— Begin DATA LINES —

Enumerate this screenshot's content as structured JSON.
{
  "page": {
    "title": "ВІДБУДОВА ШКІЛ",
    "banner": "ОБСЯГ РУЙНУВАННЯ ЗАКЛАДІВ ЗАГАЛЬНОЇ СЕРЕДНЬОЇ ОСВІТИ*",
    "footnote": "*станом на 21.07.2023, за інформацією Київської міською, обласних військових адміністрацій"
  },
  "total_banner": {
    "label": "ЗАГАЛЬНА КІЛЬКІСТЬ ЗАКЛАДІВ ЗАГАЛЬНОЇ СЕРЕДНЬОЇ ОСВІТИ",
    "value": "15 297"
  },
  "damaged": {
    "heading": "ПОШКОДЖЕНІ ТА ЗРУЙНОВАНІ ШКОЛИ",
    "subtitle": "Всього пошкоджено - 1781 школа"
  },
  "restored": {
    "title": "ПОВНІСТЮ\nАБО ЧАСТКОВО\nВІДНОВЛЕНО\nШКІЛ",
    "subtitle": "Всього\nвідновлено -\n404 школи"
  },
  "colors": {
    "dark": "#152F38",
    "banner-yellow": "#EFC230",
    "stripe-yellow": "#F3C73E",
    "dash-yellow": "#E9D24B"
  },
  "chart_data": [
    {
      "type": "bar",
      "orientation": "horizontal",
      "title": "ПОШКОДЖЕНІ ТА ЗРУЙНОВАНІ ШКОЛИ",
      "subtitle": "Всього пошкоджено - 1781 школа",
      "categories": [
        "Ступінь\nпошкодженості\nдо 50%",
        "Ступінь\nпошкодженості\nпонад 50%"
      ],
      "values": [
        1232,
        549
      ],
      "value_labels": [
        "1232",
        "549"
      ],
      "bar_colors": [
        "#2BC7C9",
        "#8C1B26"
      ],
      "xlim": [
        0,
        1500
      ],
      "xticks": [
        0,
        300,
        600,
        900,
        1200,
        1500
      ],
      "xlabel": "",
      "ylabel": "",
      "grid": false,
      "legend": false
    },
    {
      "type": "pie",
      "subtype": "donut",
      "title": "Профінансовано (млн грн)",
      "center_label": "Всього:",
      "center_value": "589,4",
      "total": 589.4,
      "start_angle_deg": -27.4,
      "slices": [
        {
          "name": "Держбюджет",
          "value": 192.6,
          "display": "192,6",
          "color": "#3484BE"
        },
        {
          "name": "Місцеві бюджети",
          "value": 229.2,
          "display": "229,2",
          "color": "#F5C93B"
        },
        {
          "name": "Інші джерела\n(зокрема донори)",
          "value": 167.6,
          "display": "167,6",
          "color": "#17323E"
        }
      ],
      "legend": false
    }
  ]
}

— End DATA LINES —
— Begin DATA LINES —

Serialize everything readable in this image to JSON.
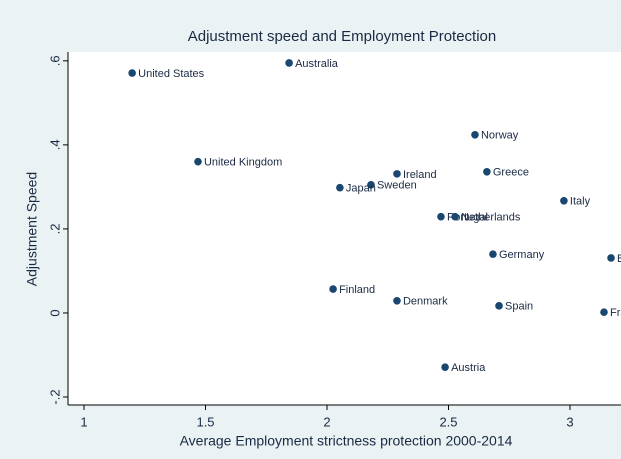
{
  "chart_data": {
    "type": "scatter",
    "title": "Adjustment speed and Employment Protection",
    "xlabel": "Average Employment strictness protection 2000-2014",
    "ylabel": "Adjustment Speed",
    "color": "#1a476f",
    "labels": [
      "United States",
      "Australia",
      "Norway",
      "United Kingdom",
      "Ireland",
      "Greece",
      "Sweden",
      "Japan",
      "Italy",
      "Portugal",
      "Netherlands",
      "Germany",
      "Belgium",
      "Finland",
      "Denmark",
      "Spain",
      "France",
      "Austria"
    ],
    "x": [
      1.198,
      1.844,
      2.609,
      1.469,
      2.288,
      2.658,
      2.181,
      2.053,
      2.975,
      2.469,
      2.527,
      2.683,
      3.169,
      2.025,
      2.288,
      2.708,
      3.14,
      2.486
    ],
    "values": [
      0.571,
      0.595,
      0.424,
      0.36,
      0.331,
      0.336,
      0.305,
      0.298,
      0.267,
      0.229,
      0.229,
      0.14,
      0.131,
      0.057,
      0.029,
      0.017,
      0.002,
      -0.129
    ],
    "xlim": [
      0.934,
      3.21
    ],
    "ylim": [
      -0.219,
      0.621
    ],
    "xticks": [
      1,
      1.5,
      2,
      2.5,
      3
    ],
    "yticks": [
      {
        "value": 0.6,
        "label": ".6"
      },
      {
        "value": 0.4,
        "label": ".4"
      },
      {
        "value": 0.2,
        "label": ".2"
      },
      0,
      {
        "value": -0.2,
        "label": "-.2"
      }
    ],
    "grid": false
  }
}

— End DATA LINES —

## EXERCISE PROMPT
Report each line in the preceding entries that holds the string "ЗАКЛАДІВ".

## SOLUTION FOR THIS EXERCISE
    "banner": "ОБСЯГ РУЙНУВАННЯ ЗАКЛАДІВ ЗАГАЛЬНОЇ СЕРЕДНЬОЇ ОСВІТИ*",
    "label": "ЗАГАЛЬНА КІЛЬКІСТЬ ЗАКЛАДІВ ЗАГАЛЬНОЇ СЕРЕДНЬОЇ ОСВІТИ",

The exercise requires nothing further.